AIM 1
Edit the talk on software architecture by rewriting the stretch from "Figuring out whether" through "change the system." with "threshold" replaced by "limit".

== DOCUMENT PASSAGE ==

Thank you so much for the introduction. I'm glad to be here. Thanks for having me. So, I will talk about software architecture for humans, not for computers. I'm the head of architecture with Swaglab in Germany. I want to start off the presentation by asking the question, "Is this a great architecture?" That's a typical question that you would have in some architecture reviews. And that leads to the question, why are we doing architecture? The reason we are doing this is that humans have limited mental capacity and still need to be able to modify the system. However, the systems we are building are so complex that one human alone cannot possibly understand and modify it. Therefore, we need to split the system in a way that each human can change some part of the system without understanding everything about everything; otherwise, they will be out of luck and won't be able to change the system because it's much too complex.

So, is this a great architecture? Well, actually, I don't know because it depends on who the architecture is for. Therefore, I would argue that what we are really looking at is some complexity, and there is some bound for the maximum capacity complexity a team can handle efficiently. As long as the actual complexity of the system is below that threshold, we are fine. So, whether it is good architecture depends on the capacity of the team and their mental capacity. Therefore, we can only review architecture when we consider the people too. There is no absolute great architecture; it doesn't make a lot of sense to say, "Okay, this is a great architecture," without looking at the people who need to understand it. Therefore, we should use metrics with care. Even though the metrics might say this is good or bad architecture, we need to look at the people at hand to figure out whether it's really good or bad architecture.

Managing dependencies, managing the shape of the architecture only takes you so far. So, I would argue that you should do some interviews and figure out what the people think where the problem is with the current architecture. Then you can support those findings with some metrics that say, "Okay, this part of the system is not good." And therefore, we should look at the people at hand to figure out whether the system is really too complex. Then you can think about improvements. It doesn't make a lot of sense to just take a look at the architecture and say, "Okay, this is good or bad"; you have to talk to the people. There are even some metrics that, in my opinion, are quite interesting, talking about social aspects, such as who changes which part of the system, what changes frequently, what is only changed suddenly, and so on.

The reason why this is interesting is that if there is some part of the system that only one person can change, that's probably a risk, and that person can never go on vacation. Stuff that has changed frequently but is really complex—well, you should probably improve that because chances are that quite a lot of time is wasted on it. While stuff that is really complex but is changed only seldomly, well, maybe it's fine that it's complex because it doesn't really matter that much after all. On Fridays, I usually do a stream about specific topics about software architecture. Most of the episodes are in German, I'm afraid, but there is one that talks about behavioral code analysis with Adam Thornhill. He is also the author of the book "Your Code is a Crime Scene." He walks us through concrete examples of how to do behavioral code analysis that takes these points into account, like who changes what, what has changed frequently, and so on.

Figuring out whether an architecture is good or bad is only one part of the game. The more important part is the question, so how do you improve the architecture? Usually, what you would do is say, "Okay, here is the threshold of the maximum capacity that the team can handle. This is the actual complexity. It's higher than what the team can handle efficiently. So therefore, we need to bring the complexity down and simplify the system." This is what we do in many cases to improve software architecture and make it easier to change the system.

===
== DATASET EXCERPTS ==

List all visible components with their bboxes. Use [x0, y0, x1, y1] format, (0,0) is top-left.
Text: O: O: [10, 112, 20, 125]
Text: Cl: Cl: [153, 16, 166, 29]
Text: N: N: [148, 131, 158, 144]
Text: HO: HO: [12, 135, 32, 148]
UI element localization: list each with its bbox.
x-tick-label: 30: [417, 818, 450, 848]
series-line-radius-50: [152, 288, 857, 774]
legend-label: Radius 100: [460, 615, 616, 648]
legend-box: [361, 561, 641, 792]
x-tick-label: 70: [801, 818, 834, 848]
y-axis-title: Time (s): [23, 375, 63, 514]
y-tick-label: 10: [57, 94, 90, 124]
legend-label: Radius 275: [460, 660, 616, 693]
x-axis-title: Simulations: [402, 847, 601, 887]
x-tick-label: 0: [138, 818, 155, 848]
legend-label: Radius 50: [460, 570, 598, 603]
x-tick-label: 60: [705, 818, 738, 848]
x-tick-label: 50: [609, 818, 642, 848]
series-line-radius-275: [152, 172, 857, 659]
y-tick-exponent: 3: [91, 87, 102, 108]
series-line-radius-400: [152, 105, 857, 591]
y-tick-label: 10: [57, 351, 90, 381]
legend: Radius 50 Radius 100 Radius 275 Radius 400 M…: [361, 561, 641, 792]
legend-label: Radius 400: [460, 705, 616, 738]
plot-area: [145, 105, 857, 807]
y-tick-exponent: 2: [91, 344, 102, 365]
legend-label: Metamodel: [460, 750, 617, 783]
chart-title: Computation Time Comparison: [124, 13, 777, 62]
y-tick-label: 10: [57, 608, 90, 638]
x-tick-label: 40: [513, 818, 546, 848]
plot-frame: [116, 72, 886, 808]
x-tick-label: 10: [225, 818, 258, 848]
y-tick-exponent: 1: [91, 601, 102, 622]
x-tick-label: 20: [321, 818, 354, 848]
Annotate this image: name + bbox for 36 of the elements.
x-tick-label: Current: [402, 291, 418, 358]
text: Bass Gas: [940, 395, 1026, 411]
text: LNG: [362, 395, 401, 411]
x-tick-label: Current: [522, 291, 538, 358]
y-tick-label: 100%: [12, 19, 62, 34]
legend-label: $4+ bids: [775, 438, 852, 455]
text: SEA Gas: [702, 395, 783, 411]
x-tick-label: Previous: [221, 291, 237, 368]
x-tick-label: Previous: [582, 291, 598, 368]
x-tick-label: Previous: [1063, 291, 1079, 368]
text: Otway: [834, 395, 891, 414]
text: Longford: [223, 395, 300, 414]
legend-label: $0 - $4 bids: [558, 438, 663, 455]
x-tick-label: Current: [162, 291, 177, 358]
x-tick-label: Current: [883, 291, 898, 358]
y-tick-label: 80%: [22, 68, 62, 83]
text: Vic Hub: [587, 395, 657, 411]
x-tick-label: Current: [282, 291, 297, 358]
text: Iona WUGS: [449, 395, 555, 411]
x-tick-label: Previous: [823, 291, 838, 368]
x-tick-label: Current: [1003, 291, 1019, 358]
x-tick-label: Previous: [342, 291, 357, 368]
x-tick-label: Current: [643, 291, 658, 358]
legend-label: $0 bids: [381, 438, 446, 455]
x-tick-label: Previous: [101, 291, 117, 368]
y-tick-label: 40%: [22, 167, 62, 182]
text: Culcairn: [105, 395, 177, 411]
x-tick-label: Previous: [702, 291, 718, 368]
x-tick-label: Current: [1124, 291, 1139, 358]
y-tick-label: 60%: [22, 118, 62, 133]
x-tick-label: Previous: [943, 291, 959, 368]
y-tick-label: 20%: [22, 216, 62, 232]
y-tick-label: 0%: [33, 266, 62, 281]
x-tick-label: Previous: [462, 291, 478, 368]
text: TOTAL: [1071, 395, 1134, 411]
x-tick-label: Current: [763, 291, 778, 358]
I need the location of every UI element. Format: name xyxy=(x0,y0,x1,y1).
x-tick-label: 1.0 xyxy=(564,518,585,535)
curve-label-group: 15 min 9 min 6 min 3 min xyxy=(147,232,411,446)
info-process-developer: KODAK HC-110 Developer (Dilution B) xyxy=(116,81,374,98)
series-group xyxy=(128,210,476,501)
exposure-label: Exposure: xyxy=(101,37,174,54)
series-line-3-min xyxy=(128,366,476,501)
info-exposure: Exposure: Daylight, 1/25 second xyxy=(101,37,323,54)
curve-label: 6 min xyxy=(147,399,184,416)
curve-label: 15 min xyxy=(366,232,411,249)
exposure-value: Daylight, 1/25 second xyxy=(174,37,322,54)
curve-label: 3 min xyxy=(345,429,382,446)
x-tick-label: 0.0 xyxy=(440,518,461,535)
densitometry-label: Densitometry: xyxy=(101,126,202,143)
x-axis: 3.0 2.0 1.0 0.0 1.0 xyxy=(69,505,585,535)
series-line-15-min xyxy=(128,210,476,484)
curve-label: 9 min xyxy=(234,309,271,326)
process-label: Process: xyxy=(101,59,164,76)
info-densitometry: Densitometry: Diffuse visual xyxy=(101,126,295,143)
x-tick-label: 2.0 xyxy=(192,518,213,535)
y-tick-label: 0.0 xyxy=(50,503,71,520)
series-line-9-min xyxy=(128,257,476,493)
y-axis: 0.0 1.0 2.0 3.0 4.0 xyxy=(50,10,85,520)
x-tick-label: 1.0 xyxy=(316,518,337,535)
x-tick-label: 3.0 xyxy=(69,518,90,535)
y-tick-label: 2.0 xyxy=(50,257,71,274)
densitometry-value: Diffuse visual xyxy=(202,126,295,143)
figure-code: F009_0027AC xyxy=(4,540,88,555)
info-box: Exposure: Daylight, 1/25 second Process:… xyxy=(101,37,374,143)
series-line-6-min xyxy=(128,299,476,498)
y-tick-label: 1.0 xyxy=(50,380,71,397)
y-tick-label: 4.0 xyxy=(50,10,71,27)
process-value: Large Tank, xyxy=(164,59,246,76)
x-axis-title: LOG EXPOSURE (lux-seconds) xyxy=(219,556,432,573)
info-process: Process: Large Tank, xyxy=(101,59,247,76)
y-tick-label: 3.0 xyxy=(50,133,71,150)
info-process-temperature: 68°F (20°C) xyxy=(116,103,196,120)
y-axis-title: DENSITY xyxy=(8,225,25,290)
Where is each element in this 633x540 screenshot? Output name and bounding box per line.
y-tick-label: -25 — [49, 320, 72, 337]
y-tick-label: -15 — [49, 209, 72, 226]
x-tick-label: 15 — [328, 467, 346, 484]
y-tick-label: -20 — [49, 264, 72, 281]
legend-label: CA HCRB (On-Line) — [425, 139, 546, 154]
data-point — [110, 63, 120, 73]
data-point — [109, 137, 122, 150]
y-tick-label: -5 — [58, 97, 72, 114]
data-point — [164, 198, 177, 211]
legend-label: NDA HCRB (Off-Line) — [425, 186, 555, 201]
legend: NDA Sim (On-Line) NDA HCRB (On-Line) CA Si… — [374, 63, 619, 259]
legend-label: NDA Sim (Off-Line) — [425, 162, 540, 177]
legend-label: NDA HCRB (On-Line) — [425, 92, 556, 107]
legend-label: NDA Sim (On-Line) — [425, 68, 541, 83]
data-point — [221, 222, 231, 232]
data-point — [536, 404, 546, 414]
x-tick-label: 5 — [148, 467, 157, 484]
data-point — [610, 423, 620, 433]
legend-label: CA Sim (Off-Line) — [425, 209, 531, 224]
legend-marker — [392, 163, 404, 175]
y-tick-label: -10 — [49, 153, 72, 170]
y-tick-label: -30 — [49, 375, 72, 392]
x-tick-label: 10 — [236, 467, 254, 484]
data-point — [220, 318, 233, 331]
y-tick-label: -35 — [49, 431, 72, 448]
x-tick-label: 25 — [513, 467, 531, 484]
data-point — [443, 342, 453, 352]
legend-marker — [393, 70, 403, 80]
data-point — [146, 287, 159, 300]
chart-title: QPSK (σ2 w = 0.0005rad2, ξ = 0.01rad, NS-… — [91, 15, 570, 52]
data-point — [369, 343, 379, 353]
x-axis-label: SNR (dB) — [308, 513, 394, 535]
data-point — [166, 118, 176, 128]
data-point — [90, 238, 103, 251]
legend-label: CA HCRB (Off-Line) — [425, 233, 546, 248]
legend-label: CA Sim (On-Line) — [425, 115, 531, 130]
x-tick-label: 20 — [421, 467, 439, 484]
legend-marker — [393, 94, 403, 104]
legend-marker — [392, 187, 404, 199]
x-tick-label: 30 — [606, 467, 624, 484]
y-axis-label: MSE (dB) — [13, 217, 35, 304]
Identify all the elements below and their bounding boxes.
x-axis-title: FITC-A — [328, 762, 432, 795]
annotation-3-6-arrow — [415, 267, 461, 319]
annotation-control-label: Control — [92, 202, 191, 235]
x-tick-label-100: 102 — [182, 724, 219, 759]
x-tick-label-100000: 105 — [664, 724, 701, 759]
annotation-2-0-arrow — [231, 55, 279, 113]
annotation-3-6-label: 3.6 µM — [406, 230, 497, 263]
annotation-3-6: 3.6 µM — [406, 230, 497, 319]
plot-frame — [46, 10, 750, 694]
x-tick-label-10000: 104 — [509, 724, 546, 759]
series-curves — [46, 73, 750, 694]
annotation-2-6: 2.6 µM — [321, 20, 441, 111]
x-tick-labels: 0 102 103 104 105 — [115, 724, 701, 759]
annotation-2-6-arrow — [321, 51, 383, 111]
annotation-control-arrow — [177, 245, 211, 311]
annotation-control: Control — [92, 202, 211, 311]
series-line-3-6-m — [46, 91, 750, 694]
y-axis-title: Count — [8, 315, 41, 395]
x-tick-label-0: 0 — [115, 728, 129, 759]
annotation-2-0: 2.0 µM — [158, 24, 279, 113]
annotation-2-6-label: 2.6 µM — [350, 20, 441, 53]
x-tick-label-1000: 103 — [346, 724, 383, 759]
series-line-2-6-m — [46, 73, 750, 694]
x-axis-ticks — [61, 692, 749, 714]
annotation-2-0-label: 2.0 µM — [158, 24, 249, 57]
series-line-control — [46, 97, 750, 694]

===

AIM 2
Reproduce exactly the stretch of the records from their start through the line that contains "legend-label: Radius 100: [460, 615, 616, 648]".

TASK SOLUTION 1
Figuring out whether an architecture is good or bad is only one part of the game. The more important part is the question, so how do you improve the architecture? Usually, what you would do is say, "Okay, here is the limit of the maximum capacity that the team can handle. This is the actual complexity. It's higher than what the team can handle efficiently. So therefore, we need to bring the complexity down and simplify the system." This is what we do in many cases to improve software architecture and make it easier to change the system.

TASK SOLUTION 2
List all visible components with their bboxes. Use [x0, y0, x1, y1] format, (0,0) is top-left.
Text: O: O: [10, 112, 20, 125]
Text: Cl: Cl: [153, 16, 166, 29]
Text: N: N: [148, 131, 158, 144]
Text: HO: HO: [12, 135, 32, 148]
UI element localization: list each with its bbox.
x-tick-label: 30: [417, 818, 450, 848]
series-line-radius-50: [152, 288, 857, 774]
legend-label: Radius 100: [460, 615, 616, 648]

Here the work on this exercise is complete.